> _RECORDS SUPPLIED_

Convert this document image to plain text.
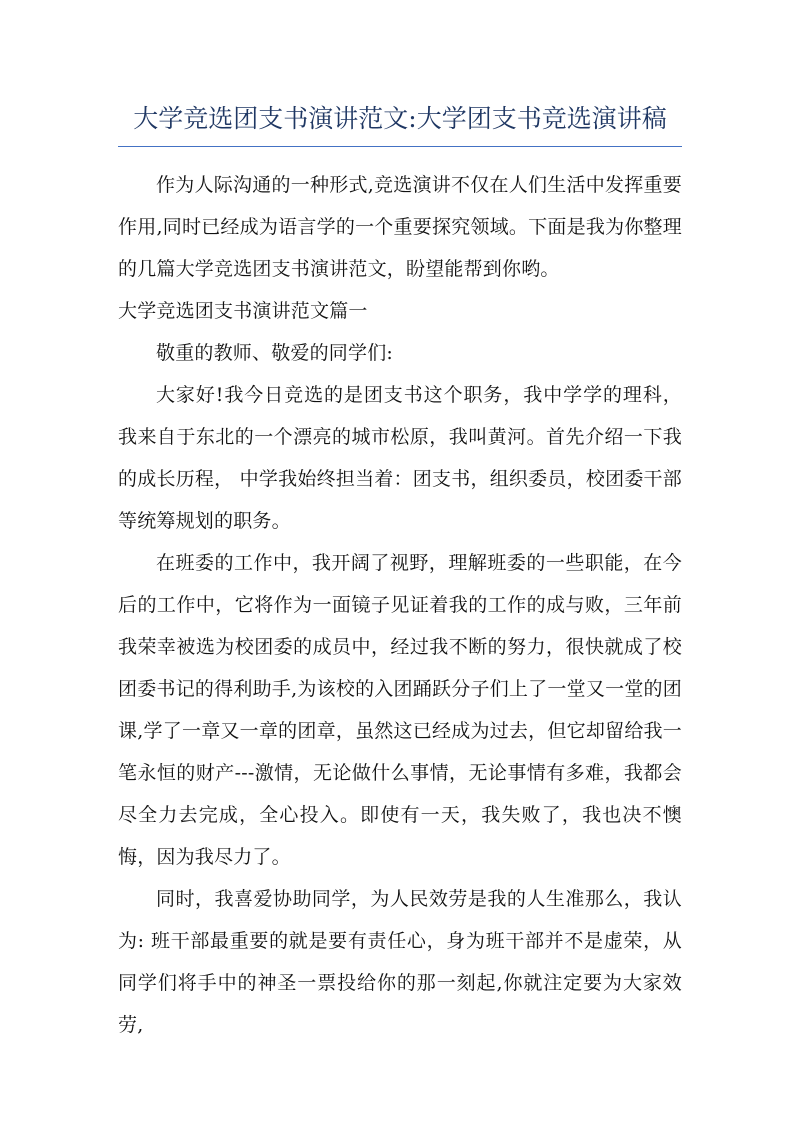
大学竞选团支书演讲范文:大学团支书竞选演讲稿

作为人际沟通的一种形式,竞选演讲不仅在人们生活中发挥重要作用,同时已经成为语言学的一个重要探究领域。下面是我为你整理的几篇大学竞选团支书演讲范文，盼望能帮到你哟。

大学竞选团支书演讲范文篇一

敬重的教师、敬爱的同学们:

大家好!我今日竞选的是团支书这个职务，我中学学的理科，我来自于东北的一个漂亮的城市松原，我叫黄河。首先介绍一下我的成长历程， 中学我始终担当着：团支书，组织委员，校团委干部等统筹规划的职务。

在班委的工作中，我开阔了视野，理解班委的一些职能，在今后的工作中，它将作为一面镜子见证着我的工作的成与败，三年前我荣幸被选为校团委的成员中，经过我不断的努力，很快就成了校团委书记的得利助手,为该校的入团踊跃分子们上了一堂又一堂的团课,学了一章又一章的团章，虽然这已经成为过去，但它却留给我一笔永恒的财产---激情，无论做什么事情，无论事情有多难，我都会尽全力去完成，全心投入。即使有一天，我失败了，我也决不懊悔，因为我尽力了。

同时，我喜爱协助同学，为人民效劳是我的人生准那么，我认为: 班干部最重要的就是要有责任心，身为班干部并不是虚荣，从同学们将手中的神圣一票投给你的那一刻起,你就注定要为大家效劳,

> _THE REQUEST_
Without the pictures, write out every entry precisely as it appears.

> _RESPONSE_
Convert this document image to plain text.
大学竞选团支书演讲范文:大学团支书竞选演讲稿

作为人际沟通的一种形式,竞选演讲不仅在人们生活中发挥重要作用,同时已经成为语言学的一个重要探究领域。下面是我为你整理的几篇大学竞选团支书演讲范文，盼望能帮到你哟。

大学竞选团支书演讲范文篇一

敬重的教师、敬爱的同学们:

大家好!我今日竞选的是团支书这个职务，我中学学的理科，我来自于东北的一个漂亮的城市松原，我叫黄河。首先介绍一下我的成长历程， 中学我始终担当着：团支书，组织委员，校团委干部等统筹规划的职务。

在班委的工作中，我开阔了视野，理解班委的一些职能，在今后的工作中，它将作为一面镜子见证着我的工作的成与败，三年前我荣幸被选为校团委的成员中，经过我不断的努力，很快就成了校团委书记的得利助手,为该校的入团踊跃分子们上了一堂又一堂的团课,学了一章又一章的团章，虽然这已经成为过去，但它却留给我一笔永恒的财产---激情，无论做什么事情，无论事情有多难，我都会尽全力去完成，全心投入。即使有一天，我失败了，我也决不懊悔，因为我尽力了。

同时，我喜爱协助同学，为人民效劳是我的人生准那么，我认为: 班干部最重要的就是要有责任心，身为班干部并不是虚荣，从同学们将手中的神圣一票投给你的那一刻起,你就注定要为大家效劳,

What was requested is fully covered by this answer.